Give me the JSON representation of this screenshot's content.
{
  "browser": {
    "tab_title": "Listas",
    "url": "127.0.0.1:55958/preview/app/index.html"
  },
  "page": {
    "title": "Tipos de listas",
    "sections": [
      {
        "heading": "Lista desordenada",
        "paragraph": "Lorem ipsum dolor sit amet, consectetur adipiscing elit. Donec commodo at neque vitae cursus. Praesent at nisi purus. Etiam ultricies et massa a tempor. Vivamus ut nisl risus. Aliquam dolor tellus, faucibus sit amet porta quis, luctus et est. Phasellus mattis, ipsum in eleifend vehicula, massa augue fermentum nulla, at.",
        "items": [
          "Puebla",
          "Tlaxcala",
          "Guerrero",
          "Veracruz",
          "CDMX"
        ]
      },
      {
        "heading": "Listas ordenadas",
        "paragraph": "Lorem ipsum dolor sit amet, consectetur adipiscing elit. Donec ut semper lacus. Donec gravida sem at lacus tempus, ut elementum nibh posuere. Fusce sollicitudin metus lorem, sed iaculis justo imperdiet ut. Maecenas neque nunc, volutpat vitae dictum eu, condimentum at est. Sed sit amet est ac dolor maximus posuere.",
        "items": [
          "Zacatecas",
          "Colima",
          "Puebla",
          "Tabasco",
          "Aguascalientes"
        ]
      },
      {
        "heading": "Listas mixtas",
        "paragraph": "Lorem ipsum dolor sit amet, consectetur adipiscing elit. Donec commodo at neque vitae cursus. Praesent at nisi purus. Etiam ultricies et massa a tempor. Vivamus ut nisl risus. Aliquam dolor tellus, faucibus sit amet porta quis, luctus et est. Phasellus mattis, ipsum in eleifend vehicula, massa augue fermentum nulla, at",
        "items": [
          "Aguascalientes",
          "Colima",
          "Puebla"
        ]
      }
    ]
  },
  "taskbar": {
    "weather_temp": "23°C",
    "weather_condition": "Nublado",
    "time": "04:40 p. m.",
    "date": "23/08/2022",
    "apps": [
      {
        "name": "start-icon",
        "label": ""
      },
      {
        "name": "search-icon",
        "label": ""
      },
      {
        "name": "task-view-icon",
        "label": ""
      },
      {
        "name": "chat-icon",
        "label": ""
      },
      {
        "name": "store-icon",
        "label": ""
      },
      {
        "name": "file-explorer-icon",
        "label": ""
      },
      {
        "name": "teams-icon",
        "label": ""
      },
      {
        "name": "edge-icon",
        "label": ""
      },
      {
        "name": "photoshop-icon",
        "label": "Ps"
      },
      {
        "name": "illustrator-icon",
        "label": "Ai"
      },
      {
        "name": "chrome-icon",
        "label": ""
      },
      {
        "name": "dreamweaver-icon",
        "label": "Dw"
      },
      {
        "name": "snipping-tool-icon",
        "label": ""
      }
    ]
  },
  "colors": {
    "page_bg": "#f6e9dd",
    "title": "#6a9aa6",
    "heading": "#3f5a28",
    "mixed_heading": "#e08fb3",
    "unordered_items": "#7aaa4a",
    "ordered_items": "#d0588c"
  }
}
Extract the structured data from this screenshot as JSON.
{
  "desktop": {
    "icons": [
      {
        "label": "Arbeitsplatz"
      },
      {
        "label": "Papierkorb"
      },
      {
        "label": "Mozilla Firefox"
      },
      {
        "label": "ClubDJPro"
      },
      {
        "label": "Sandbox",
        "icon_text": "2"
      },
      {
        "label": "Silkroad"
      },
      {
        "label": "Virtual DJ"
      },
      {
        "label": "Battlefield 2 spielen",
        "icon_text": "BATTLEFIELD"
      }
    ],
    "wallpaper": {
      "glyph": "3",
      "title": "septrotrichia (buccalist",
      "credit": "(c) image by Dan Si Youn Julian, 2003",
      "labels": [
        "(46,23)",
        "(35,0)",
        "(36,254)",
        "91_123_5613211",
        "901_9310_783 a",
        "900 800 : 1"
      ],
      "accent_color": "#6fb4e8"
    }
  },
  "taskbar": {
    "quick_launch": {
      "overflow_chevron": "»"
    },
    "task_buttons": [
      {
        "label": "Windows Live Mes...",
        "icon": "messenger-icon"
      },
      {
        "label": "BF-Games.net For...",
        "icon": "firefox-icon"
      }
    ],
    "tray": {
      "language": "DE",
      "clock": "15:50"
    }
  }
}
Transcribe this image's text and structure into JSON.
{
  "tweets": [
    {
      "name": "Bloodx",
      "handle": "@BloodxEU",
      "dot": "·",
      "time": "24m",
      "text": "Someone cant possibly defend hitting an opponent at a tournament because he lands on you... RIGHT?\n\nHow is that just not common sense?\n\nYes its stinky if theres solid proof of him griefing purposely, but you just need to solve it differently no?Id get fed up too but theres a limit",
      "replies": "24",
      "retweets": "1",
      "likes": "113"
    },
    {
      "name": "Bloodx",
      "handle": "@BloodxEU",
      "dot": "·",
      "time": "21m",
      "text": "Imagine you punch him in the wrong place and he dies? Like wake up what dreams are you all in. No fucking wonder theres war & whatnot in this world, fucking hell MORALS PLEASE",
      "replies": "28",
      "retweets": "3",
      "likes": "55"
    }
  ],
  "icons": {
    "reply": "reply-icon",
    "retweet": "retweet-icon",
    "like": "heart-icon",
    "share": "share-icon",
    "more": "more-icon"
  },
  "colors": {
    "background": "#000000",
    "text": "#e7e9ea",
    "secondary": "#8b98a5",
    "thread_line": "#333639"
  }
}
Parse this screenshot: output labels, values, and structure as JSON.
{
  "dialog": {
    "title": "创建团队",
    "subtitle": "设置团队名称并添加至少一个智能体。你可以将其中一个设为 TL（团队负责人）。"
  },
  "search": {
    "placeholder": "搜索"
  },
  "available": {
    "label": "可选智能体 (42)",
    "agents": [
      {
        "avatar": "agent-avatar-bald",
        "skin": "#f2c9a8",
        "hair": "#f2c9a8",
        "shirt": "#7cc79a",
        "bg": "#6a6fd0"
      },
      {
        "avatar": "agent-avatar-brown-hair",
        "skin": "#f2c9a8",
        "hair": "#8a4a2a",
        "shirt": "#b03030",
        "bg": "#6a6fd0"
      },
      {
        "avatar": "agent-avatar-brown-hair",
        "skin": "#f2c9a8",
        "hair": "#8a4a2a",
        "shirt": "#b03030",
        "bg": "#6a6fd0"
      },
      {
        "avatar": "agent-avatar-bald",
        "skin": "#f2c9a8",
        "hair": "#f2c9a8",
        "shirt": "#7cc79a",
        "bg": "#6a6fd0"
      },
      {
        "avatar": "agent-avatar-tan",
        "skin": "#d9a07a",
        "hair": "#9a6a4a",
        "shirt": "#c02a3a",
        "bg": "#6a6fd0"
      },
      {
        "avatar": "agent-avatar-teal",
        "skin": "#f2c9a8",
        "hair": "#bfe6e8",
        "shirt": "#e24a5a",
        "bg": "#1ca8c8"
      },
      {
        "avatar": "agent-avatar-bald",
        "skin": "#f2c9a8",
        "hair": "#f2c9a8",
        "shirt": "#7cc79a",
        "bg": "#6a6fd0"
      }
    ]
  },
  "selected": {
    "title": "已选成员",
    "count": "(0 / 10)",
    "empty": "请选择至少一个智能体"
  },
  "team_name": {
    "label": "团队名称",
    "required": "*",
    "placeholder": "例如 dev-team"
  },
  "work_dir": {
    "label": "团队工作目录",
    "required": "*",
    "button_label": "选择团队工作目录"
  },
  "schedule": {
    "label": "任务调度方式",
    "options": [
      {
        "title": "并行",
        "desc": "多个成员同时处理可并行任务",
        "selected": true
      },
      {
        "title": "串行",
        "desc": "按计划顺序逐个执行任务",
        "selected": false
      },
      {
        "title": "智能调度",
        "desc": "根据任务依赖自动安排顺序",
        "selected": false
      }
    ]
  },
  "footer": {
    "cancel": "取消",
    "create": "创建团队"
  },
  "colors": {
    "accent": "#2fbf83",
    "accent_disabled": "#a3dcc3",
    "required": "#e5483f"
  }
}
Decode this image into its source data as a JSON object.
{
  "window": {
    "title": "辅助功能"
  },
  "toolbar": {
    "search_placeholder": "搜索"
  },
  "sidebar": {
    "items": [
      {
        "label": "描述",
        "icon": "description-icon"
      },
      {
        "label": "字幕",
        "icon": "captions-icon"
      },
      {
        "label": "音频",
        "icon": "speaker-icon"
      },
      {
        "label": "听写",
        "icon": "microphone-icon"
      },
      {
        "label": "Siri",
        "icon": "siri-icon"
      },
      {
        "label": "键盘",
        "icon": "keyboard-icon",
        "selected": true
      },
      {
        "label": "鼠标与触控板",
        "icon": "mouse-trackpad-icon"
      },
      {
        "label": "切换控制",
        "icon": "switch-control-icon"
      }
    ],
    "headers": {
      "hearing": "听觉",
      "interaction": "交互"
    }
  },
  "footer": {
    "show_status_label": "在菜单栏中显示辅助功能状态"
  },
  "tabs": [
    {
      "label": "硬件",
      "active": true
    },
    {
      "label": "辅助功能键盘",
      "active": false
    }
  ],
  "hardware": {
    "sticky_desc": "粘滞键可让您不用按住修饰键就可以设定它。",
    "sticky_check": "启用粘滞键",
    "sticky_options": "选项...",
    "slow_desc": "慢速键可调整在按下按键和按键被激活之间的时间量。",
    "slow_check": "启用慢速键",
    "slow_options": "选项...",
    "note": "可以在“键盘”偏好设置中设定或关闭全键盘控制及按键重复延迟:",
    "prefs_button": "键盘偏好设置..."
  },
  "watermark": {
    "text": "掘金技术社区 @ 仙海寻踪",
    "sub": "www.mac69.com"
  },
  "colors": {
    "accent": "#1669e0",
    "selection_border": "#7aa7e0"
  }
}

========

TASK:
Identify and copy all lines with the word "fermentum".

RESPONSE TO THIS TASK:
        "paragraph": "Lorem ipsum dolor sit amet, consectetur adipiscing elit. Donec commodo at neque vitae cursus. Praesent at nisi purus. Etiam ultricies et massa a tempor. Vivamus ut nisl risus. Aliquam dolor tellus, faucibus sit amet porta quis, luctus et est. Phasellus mattis, ipsum in eleifend vehicula, massa augue fermentum nulla, at.",
        "paragraph": "Lorem ipsum dolor sit amet, consectetur adipiscing elit. Donec commodo at neque vitae cursus. Praesent at nisi purus. Etiam ultricies et massa a tempor. Vivamus ut nisl risus. Aliquam dolor tellus, faucibus sit amet porta quis, luctus et est. Phasellus mattis, ipsum in eleifend vehicula, massa augue fermentum nulla, at",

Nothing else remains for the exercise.